* SHORT PROBLEM: Locate every line that holds the string "texto" and copy it.

——

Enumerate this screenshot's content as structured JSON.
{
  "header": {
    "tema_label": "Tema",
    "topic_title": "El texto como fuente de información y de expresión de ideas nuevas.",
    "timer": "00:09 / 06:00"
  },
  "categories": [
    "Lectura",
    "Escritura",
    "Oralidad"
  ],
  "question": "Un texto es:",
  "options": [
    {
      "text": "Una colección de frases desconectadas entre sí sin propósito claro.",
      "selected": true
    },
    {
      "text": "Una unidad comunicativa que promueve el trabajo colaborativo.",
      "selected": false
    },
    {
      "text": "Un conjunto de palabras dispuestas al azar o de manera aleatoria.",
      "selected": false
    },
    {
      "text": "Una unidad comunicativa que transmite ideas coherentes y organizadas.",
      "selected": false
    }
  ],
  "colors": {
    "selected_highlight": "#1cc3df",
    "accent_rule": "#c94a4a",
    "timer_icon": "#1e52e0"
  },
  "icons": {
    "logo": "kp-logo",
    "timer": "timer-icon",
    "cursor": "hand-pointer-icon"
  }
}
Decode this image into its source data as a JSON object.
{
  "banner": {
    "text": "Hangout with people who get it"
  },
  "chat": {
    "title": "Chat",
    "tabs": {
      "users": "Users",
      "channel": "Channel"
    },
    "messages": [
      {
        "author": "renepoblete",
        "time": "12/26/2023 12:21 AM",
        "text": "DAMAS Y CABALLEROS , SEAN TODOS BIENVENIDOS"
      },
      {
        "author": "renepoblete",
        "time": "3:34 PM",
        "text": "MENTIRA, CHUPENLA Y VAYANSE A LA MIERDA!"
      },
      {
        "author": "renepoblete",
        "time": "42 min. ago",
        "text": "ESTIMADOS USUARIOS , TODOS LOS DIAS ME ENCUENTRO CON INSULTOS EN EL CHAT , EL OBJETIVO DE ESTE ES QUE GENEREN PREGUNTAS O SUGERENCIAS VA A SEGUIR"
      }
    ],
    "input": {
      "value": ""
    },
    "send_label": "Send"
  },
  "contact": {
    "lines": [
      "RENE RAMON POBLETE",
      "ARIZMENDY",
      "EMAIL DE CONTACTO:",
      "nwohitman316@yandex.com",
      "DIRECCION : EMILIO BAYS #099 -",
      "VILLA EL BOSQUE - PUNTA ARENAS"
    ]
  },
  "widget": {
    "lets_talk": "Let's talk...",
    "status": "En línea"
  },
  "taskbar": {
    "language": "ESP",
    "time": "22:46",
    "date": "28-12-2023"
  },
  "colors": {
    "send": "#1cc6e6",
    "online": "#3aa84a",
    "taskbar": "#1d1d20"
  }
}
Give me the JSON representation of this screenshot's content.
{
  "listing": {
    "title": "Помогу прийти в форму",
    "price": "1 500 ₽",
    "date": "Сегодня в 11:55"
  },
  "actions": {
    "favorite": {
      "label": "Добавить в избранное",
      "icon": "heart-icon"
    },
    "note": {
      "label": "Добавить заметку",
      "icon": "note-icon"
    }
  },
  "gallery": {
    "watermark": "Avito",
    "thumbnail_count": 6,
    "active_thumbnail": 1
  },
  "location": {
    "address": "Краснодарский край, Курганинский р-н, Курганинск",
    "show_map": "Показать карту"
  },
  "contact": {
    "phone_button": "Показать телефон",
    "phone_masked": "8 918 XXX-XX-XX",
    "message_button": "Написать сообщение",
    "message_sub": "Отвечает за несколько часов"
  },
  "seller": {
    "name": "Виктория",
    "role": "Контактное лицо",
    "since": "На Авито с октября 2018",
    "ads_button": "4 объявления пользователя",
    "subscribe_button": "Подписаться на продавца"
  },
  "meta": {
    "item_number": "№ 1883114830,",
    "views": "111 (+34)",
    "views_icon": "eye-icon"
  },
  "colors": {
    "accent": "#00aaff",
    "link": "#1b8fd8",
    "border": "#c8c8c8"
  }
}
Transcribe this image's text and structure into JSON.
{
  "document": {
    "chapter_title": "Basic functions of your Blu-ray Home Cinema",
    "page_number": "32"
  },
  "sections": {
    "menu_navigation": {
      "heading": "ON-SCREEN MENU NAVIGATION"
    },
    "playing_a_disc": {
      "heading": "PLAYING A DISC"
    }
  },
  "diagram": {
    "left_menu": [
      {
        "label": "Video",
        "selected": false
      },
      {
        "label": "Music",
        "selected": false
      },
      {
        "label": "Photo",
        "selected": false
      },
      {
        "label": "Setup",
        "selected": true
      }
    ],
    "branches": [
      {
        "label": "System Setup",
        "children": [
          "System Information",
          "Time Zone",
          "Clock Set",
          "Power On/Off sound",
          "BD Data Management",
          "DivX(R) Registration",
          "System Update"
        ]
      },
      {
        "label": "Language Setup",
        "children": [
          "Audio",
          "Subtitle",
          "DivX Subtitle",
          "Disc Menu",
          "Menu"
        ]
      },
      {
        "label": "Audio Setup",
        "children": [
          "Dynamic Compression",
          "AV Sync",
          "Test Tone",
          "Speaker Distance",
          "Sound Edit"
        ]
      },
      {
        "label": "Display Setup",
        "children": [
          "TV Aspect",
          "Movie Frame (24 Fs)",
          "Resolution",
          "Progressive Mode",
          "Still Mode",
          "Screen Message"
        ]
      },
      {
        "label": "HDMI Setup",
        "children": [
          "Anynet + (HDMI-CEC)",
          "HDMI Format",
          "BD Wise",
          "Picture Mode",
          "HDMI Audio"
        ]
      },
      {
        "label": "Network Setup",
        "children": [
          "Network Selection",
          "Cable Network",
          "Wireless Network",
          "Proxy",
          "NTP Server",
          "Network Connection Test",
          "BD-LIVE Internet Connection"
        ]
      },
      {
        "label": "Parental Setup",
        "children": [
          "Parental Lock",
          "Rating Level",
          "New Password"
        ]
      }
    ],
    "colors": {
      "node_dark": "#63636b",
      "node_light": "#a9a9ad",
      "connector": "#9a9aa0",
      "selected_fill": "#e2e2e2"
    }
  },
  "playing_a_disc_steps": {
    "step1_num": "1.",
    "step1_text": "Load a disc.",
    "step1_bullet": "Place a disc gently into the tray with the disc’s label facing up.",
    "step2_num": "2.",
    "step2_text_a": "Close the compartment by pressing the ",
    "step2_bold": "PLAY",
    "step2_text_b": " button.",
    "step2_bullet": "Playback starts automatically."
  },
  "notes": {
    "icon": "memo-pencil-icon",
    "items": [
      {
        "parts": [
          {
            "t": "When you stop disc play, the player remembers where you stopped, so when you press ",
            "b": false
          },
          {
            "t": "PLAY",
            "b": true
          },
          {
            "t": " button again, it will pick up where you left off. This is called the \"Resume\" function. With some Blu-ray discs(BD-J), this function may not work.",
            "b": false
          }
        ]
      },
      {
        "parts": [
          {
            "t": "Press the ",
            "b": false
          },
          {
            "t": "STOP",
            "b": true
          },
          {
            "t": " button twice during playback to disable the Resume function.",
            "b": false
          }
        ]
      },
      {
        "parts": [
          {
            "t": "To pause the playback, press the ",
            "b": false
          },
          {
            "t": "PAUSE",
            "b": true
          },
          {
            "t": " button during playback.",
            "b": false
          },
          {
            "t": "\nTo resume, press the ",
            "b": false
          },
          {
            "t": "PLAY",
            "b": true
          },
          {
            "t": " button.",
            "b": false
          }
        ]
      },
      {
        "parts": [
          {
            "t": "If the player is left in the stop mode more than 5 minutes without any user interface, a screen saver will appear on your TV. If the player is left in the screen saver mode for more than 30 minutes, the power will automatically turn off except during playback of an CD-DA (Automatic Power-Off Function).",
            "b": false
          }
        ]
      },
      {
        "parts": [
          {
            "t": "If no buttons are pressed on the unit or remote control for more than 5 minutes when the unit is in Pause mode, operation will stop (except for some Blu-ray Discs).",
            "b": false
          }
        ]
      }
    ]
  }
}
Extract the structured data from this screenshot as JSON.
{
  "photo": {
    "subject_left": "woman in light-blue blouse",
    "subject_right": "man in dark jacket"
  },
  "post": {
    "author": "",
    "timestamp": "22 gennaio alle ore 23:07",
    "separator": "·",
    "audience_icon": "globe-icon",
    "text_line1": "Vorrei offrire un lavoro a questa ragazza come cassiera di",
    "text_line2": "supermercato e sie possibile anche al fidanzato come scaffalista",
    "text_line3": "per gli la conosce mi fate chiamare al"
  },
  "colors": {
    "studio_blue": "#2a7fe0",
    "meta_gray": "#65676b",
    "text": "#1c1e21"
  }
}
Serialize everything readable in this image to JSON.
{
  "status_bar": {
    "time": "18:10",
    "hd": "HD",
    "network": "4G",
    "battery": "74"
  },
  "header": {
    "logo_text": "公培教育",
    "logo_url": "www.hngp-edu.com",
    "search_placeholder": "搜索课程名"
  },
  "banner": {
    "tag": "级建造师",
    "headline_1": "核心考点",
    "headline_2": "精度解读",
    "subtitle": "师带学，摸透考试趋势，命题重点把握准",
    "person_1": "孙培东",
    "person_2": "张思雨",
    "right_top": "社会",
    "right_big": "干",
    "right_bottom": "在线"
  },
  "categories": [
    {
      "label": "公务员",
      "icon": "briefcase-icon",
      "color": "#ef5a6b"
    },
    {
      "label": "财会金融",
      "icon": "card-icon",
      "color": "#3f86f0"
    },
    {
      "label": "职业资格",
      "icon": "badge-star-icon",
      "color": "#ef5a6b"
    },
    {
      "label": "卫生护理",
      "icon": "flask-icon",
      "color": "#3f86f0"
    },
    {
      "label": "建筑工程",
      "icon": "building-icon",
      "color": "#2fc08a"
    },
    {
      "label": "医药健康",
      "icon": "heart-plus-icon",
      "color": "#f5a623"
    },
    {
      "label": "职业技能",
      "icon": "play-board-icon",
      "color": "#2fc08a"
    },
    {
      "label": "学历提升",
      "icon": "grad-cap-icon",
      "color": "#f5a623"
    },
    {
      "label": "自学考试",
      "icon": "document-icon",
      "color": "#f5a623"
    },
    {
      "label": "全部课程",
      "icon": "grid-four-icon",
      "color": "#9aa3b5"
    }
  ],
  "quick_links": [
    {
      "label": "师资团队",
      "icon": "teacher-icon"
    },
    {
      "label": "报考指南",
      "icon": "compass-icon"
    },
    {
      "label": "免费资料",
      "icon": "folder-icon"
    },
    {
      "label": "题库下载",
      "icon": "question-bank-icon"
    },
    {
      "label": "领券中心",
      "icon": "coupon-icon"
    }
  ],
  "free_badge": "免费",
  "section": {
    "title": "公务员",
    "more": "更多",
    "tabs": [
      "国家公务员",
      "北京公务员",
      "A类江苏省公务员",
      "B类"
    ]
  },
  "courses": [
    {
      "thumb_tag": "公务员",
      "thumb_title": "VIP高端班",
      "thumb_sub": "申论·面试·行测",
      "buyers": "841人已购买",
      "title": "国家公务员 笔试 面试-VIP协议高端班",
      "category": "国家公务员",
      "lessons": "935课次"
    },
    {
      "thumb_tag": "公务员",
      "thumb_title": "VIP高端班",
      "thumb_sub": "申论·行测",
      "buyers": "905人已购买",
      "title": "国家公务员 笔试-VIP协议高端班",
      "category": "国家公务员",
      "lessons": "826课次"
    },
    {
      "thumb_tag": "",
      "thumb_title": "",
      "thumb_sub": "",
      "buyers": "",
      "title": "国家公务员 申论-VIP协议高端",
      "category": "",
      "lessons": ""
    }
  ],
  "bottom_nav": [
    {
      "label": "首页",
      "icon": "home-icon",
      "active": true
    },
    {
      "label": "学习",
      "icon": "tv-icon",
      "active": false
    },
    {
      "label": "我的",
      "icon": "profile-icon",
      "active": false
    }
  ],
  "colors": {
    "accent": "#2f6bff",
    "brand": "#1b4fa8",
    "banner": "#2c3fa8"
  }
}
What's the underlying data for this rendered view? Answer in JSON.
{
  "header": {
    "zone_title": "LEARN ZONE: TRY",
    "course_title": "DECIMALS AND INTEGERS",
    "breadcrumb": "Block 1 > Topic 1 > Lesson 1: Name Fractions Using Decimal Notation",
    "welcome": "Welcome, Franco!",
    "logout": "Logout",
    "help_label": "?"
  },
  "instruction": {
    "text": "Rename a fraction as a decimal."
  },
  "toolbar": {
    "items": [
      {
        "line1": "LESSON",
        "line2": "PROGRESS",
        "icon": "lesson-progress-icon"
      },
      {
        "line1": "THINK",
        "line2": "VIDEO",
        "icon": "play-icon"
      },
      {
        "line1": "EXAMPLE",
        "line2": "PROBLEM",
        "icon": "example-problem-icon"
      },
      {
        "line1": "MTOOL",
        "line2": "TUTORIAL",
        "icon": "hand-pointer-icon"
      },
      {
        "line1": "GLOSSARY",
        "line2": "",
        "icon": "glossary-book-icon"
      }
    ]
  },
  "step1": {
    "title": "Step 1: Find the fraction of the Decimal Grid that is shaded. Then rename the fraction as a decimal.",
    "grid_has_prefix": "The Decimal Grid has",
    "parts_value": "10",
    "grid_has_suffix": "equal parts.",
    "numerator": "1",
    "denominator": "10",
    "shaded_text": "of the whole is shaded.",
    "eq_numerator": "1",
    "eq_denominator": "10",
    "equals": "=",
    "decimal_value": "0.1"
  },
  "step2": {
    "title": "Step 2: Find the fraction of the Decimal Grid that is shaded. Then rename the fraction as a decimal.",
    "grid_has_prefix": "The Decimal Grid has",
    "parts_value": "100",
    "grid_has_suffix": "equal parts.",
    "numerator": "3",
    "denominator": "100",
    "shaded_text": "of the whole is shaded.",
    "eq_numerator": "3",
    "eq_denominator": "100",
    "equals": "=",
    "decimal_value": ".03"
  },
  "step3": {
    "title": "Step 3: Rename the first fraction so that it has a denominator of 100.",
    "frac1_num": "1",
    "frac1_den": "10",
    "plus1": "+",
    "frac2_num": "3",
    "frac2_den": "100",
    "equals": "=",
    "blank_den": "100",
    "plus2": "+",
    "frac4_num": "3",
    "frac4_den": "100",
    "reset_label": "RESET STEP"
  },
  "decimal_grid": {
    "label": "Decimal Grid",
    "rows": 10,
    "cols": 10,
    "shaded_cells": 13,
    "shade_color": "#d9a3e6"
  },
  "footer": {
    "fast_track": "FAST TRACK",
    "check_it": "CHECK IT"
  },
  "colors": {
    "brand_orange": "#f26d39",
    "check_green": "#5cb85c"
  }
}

——

* FULL SOLUTION:
    "topic_title": "El texto como fuente de información y de expresión de ideas nuevas.",
  "question": "Un texto es:",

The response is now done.